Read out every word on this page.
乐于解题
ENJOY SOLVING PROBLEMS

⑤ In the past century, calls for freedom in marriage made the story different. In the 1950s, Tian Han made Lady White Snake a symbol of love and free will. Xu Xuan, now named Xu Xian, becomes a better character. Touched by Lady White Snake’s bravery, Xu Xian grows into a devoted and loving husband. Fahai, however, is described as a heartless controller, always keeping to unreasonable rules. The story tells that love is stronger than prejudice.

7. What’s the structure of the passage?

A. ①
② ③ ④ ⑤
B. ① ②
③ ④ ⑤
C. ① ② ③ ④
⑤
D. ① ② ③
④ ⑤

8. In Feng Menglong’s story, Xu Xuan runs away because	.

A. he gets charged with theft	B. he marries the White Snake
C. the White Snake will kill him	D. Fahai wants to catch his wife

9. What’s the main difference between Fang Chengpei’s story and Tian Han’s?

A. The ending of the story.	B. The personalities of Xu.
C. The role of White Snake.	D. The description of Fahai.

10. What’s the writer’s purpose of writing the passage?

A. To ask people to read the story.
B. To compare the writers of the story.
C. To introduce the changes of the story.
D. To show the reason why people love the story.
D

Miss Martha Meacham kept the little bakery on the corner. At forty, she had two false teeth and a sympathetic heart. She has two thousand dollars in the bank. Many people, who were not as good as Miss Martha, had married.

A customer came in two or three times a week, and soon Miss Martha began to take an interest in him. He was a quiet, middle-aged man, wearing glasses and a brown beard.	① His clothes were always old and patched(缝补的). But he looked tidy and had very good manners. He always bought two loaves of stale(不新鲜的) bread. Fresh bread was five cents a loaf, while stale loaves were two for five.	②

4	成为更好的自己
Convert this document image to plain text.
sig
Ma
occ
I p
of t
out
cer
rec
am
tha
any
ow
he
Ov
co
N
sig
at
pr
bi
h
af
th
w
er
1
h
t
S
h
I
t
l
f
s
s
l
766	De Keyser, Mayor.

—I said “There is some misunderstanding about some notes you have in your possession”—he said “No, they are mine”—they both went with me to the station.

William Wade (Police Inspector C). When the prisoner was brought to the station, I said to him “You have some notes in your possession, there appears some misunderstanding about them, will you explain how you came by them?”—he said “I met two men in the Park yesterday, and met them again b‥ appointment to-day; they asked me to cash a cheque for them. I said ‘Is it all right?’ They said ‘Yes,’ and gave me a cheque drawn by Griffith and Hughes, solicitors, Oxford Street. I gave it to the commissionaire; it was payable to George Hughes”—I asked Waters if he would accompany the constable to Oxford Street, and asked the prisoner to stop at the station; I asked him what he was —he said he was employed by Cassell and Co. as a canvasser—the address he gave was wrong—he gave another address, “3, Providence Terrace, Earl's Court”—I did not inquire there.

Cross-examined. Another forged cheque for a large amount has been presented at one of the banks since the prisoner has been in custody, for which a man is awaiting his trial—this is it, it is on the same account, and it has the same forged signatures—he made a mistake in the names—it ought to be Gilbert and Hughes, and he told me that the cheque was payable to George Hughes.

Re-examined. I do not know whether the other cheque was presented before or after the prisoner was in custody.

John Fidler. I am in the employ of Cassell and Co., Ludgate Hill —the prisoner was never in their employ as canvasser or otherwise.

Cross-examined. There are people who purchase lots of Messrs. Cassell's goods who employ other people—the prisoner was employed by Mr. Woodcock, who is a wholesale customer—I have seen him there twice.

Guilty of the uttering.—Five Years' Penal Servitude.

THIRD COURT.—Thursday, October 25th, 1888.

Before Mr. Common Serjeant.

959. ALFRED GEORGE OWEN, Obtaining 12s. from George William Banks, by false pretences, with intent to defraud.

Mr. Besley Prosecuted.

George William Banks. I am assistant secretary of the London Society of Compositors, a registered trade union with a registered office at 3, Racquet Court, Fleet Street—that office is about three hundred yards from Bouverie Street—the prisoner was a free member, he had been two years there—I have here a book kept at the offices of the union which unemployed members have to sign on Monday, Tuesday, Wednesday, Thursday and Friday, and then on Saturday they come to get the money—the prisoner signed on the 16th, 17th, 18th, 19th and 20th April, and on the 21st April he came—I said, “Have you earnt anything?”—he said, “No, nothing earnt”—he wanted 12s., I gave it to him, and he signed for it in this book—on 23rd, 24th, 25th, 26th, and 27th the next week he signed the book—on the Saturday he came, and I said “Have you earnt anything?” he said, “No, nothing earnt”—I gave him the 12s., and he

☆ ☆ ☆ ☆

GIVEN PROBLEM => Find the string "story" in the records, then copy each line where it occurs.

WRITTEN RESPONSE =>
⑤ In the past century, calls for freedom in marriage made the story different. In the 1950s, Tian Han made Lady White Snake a symbol of love and free will. Xu Xuan, now named Xu Xian, becomes a better character. Touched by Lady White Snake’s bravery, Xu Xian grows into a devoted and loving husband. Fahai, however, is described as a heartless controller, always keeping to unreasonable rules. The story tells that love is stronger than prejudice.
8. In Feng Menglong’s story, Xu Xuan runs away because	.
9. What’s the main difference between Fang Chengpei’s story and Tian Han’s?
A. The ending of the story.	B. The personalities of Xu.
A. To ask people to read the story.
B. To compare the writers of the story.
C. To introduce the changes of the story.
D. To show the reason why people love the story.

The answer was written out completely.